[Collected data]
↓
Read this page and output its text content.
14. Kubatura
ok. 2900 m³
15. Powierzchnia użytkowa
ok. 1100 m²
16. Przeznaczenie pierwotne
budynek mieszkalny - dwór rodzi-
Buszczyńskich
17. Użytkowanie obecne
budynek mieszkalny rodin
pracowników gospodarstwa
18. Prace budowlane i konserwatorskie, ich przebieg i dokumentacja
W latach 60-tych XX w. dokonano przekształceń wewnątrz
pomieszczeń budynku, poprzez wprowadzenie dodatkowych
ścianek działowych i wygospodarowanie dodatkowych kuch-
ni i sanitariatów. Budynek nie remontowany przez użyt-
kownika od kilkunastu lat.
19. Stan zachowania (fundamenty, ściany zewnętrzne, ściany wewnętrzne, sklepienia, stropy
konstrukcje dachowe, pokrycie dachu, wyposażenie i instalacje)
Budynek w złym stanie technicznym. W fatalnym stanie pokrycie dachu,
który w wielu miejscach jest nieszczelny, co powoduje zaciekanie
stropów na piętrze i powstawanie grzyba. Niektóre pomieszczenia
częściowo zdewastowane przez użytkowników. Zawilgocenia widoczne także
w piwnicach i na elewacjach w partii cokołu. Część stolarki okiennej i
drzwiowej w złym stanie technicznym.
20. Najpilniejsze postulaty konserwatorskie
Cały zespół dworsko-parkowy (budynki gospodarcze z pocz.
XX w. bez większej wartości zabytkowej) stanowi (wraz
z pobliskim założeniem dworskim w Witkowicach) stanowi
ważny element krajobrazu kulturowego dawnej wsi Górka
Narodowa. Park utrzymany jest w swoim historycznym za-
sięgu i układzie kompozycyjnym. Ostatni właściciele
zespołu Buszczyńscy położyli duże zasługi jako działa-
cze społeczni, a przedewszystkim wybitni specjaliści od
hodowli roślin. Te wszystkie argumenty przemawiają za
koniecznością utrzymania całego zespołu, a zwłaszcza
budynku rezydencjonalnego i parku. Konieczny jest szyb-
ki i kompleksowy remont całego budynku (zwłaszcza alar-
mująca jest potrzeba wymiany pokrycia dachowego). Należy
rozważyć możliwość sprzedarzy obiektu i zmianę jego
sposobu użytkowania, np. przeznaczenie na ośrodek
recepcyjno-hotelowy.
↑
## EXERCISE
Copy out every line where the word "pokrycie" occurs.

## THE REPLY
konstrukcje dachowe, pokrycie dachu, wyposażenie i instalacje)
Budynek w złym stanie technicznym. W fatalnym stanie pokrycie dachu,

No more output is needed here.